◆ REQUIRED WORK ◆
Write out the material below again, swapping every "interactable" for "clickable" and leaving everything else untouched.

[begin INPUT RECORDS]

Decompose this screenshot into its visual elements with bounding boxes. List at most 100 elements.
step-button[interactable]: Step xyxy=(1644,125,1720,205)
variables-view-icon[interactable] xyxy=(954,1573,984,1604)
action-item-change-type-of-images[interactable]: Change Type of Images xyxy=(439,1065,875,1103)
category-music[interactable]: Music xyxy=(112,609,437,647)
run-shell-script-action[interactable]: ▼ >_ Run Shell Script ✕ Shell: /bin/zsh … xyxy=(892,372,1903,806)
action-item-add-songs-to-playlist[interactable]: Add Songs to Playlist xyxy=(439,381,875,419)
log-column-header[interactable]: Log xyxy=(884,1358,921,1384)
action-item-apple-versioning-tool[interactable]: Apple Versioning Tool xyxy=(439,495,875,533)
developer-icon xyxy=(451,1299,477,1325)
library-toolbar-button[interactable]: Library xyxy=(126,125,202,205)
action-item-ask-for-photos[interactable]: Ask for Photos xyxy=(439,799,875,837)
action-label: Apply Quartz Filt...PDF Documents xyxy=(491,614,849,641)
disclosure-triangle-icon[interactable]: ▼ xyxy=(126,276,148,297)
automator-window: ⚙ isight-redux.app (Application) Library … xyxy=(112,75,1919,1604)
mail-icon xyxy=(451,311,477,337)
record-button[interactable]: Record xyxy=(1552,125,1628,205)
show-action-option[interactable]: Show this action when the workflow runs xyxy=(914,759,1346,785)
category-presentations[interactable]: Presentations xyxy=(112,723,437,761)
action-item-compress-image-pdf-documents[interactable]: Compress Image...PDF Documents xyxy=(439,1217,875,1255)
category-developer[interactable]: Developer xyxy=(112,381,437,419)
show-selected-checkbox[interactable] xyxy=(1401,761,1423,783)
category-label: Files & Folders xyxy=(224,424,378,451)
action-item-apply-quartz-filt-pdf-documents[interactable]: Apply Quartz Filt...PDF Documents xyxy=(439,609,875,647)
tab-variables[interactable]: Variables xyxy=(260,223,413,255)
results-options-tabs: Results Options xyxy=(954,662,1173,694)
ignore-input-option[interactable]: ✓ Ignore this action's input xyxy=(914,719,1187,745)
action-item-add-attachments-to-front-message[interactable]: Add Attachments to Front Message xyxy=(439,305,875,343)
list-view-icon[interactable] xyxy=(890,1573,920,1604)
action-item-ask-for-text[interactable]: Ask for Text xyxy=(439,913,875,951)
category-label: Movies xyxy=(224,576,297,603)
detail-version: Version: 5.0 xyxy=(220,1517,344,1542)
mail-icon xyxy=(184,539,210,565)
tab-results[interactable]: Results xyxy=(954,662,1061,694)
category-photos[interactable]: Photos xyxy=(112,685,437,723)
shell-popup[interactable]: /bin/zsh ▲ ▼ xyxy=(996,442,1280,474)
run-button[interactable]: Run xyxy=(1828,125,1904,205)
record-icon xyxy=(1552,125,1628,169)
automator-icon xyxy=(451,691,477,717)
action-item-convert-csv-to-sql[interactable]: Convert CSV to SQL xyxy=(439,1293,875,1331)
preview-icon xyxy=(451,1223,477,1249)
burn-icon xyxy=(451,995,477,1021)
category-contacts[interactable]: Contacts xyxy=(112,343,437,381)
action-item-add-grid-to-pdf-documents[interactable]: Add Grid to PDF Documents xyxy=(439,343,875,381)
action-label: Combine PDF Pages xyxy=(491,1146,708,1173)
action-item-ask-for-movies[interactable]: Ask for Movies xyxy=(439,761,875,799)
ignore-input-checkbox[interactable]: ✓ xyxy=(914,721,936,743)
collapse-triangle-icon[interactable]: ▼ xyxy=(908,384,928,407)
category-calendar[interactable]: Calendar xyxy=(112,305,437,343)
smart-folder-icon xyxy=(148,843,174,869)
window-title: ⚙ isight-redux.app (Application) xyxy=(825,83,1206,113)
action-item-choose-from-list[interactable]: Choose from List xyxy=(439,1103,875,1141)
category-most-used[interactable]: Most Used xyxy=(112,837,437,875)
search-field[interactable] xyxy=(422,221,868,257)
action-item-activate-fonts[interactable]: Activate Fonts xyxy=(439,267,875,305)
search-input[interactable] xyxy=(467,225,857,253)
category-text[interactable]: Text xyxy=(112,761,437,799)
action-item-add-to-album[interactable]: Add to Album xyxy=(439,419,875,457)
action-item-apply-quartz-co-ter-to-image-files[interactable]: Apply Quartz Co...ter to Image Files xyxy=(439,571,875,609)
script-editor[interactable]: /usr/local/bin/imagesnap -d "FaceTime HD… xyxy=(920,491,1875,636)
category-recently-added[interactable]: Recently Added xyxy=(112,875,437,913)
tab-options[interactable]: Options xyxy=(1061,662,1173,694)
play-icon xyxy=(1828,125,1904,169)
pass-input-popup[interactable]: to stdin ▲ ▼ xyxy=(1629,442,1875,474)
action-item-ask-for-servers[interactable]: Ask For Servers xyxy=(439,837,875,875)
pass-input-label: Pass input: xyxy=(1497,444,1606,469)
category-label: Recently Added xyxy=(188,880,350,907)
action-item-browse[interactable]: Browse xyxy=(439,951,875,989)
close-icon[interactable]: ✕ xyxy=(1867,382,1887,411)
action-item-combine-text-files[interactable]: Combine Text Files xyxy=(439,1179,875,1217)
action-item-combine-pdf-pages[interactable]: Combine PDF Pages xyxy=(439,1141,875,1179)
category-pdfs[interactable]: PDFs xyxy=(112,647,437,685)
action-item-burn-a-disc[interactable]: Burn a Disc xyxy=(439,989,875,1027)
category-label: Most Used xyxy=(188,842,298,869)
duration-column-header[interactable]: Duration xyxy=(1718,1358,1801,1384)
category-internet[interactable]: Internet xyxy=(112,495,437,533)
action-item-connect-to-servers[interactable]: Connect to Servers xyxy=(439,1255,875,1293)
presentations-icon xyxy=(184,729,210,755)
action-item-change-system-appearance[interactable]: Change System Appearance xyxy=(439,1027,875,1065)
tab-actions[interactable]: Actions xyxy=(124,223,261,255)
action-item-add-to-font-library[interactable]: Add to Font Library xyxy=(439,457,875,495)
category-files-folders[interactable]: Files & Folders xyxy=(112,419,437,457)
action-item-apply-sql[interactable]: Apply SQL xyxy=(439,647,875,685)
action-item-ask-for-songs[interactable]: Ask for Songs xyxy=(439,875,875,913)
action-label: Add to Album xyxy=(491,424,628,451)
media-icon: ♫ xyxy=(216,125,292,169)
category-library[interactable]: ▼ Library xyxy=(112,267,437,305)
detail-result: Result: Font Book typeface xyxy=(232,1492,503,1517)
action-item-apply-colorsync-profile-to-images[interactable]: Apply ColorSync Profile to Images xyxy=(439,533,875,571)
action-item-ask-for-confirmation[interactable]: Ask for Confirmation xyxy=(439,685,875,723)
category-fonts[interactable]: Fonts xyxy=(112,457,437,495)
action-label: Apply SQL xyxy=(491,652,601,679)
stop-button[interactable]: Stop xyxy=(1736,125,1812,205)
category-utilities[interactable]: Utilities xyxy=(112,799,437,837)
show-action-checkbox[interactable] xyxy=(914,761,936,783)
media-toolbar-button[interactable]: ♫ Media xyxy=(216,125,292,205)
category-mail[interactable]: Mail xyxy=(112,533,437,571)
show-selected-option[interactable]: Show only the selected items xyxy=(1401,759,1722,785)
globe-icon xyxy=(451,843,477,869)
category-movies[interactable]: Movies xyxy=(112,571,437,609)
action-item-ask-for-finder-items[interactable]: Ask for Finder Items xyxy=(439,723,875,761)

[end INPUT RECORDS]

◆ OUTPUT ◆
Decompose this screenshot into its visual elements with bounding boxes. List at most 100 elements.
step-button[clickable]: Step xyxy=(1644,125,1720,205)
variables-view-icon[clickable] xyxy=(954,1573,984,1604)
action-item-change-type-of-images[clickable]: Change Type of Images xyxy=(439,1065,875,1103)
category-music[clickable]: Music xyxy=(112,609,437,647)
run-shell-script-action[clickable]: ▼ >_ Run Shell Script ✕ Shell: /bin/zsh … xyxy=(892,372,1903,806)
action-item-add-songs-to-playlist[clickable]: Add Songs to Playlist xyxy=(439,381,875,419)
log-column-header[clickable]: Log xyxy=(884,1358,921,1384)
action-item-apple-versioning-tool[clickable]: Apple Versioning Tool xyxy=(439,495,875,533)
developer-icon xyxy=(451,1299,477,1325)
library-toolbar-button[clickable]: Library xyxy=(126,125,202,205)
action-item-ask-for-photos[clickable]: Ask for Photos xyxy=(439,799,875,837)
action-label: Apply Quartz Filt...PDF Documents xyxy=(491,614,849,641)
disclosure-triangle-icon[clickable]: ▼ xyxy=(126,276,148,297)
automator-window: ⚙ isight-redux.app (Application) Library … xyxy=(112,75,1919,1604)
mail-icon xyxy=(451,311,477,337)
record-button[clickable]: Record xyxy=(1552,125,1628,205)
show-action-option[clickable]: Show this action when the workflow runs xyxy=(914,759,1346,785)
category-presentations[clickable]: Presentations xyxy=(112,723,437,761)
action-item-compress-image-pdf-documents[clickable]: Compress Image...PDF Documents xyxy=(439,1217,875,1255)
category-developer[clickable]: Developer xyxy=(112,381,437,419)
show-selected-checkbox[clickable] xyxy=(1401,761,1423,783)
category-label: Files & Folders xyxy=(224,424,378,451)
action-item-apply-quartz-filt-pdf-documents[clickable]: Apply Quartz Filt...PDF Documents xyxy=(439,609,875,647)
tab-variables[clickable]: Variables xyxy=(260,223,413,255)
results-options-tabs: Results Options xyxy=(954,662,1173,694)
ignore-input-option[clickable]: ✓ Ignore this action's input xyxy=(914,719,1187,745)
action-item-add-attachments-to-front-message[clickable]: Add Attachments to Front Message xyxy=(439,305,875,343)
list-view-icon[clickable] xyxy=(890,1573,920,1604)
action-item-ask-for-text[clickable]: Ask for Text xyxy=(439,913,875,951)
category-label: Movies xyxy=(224,576,297,603)
detail-version: Version: 5.0 xyxy=(220,1517,344,1542)
mail-icon xyxy=(184,539,210,565)
tab-results[clickable]: Results xyxy=(954,662,1061,694)
category-photos[clickable]: Photos xyxy=(112,685,437,723)
shell-popup[clickable]: /bin/zsh ▲ ▼ xyxy=(996,442,1280,474)
run-button[clickable]: Run xyxy=(1828,125,1904,205)
record-icon xyxy=(1552,125,1628,169)
automator-icon xyxy=(451,691,477,717)
action-item-convert-csv-to-sql[clickable]: Convert CSV to SQL xyxy=(439,1293,875,1331)
preview-icon xyxy=(451,1223,477,1249)
burn-icon xyxy=(451,995,477,1021)
category-contacts[clickable]: Contacts xyxy=(112,343,437,381)
action-item-add-grid-to-pdf-documents[clickable]: Add Grid to PDF Documents xyxy=(439,343,875,381)
action-label: Combine PDF Pages xyxy=(491,1146,708,1173)
action-item-ask-for-movies[clickable]: Ask for Movies xyxy=(439,761,875,799)
ignore-input-checkbox[clickable]: ✓ xyxy=(914,721,936,743)
collapse-triangle-icon[clickable]: ▼ xyxy=(908,384,928,407)
category-calendar[clickable]: Calendar xyxy=(112,305,437,343)
smart-folder-icon xyxy=(148,843,174,869)
window-title: ⚙ isight-redux.app (Application) xyxy=(825,83,1206,113)
action-item-choose-from-list[clickable]: Choose from List xyxy=(439,1103,875,1141)
category-most-used[clickable]: Most Used xyxy=(112,837,437,875)
search-field[clickable] xyxy=(422,221,868,257)
action-item-activate-fonts[clickable]: Activate Fonts xyxy=(439,267,875,305)
search-input[clickable] xyxy=(467,225,857,253)
category-text[clickable]: Text xyxy=(112,761,437,799)
action-item-add-to-album[clickable]: Add to Album xyxy=(439,419,875,457)
action-item-apply-quartz-co-ter-to-image-files[clickable]: Apply Quartz Co...ter to Image Files xyxy=(439,571,875,609)
script-editor[clickable]: /usr/local/bin/imagesnap -d "FaceTime HD… xyxy=(920,491,1875,636)
category-recently-added[clickable]: Recently Added xyxy=(112,875,437,913)
tab-options[clickable]: Options xyxy=(1061,662,1173,694)
play-icon xyxy=(1828,125,1904,169)
pass-input-popup[clickable]: to stdin ▲ ▼ xyxy=(1629,442,1875,474)
action-item-ask-for-servers[clickable]: Ask For Servers xyxy=(439,837,875,875)
pass-input-label: Pass input: xyxy=(1497,444,1606,469)
category-label: Recently Added xyxy=(188,880,350,907)
action-item-browse[clickable]: Browse xyxy=(439,951,875,989)
close-icon[clickable]: ✕ xyxy=(1867,382,1887,411)
action-item-combine-text-files[clickable]: Combine Text Files xyxy=(439,1179,875,1217)
action-item-combine-pdf-pages[clickable]: Combine PDF Pages xyxy=(439,1141,875,1179)
category-pdfs[clickable]: PDFs xyxy=(112,647,437,685)
action-item-burn-a-disc[clickable]: Burn a Disc xyxy=(439,989,875,1027)
category-label: Most Used xyxy=(188,842,298,869)
duration-column-header[clickable]: Duration xyxy=(1718,1358,1801,1384)
category-internet[clickable]: Internet xyxy=(112,495,437,533)
action-item-connect-to-servers[clickable]: Connect to Servers xyxy=(439,1255,875,1293)
presentations-icon xyxy=(184,729,210,755)
action-item-change-system-appearance[clickable]: Change System Appearance xyxy=(439,1027,875,1065)
tab-actions[clickable]: Actions xyxy=(124,223,261,255)
action-item-add-to-font-library[clickable]: Add to Font Library xyxy=(439,457,875,495)
category-files-folders[clickable]: Files & Folders xyxy=(112,419,437,457)
action-item-apply-sql[clickable]: Apply SQL xyxy=(439,647,875,685)
action-item-ask-for-songs[clickable]: Ask for Songs xyxy=(439,875,875,913)
action-label: Add to Album xyxy=(491,424,628,451)
media-icon: ♫ xyxy=(216,125,292,169)
category-library[clickable]: ▼ Library xyxy=(112,267,437,305)
detail-result: Result: Font Book typeface xyxy=(232,1492,503,1517)
action-item-apply-colorsync-profile-to-images[clickable]: Apply ColorSync Profile to Images xyxy=(439,533,875,571)
action-item-ask-for-confirmation[clickable]: Ask for Confirmation xyxy=(439,685,875,723)
category-fonts[clickable]: Fonts xyxy=(112,457,437,495)
action-label: Apply SQL xyxy=(491,652,601,679)
stop-button[clickable]: Stop xyxy=(1736,125,1812,205)
category-utilities[clickable]: Utilities xyxy=(112,799,437,837)
show-action-checkbox[clickable] xyxy=(914,761,936,783)
media-toolbar-button[clickable]: ♫ Media xyxy=(216,125,292,205)
category-mail[clickable]: Mail xyxy=(112,533,437,571)
show-selected-option[clickable]: Show only the selected items xyxy=(1401,759,1722,785)
globe-icon xyxy=(451,843,477,869)
category-movies[clickable]: Movies xyxy=(112,571,437,609)
action-item-ask-for-finder-items[clickable]: Ask for Finder Items xyxy=(439,723,875,761)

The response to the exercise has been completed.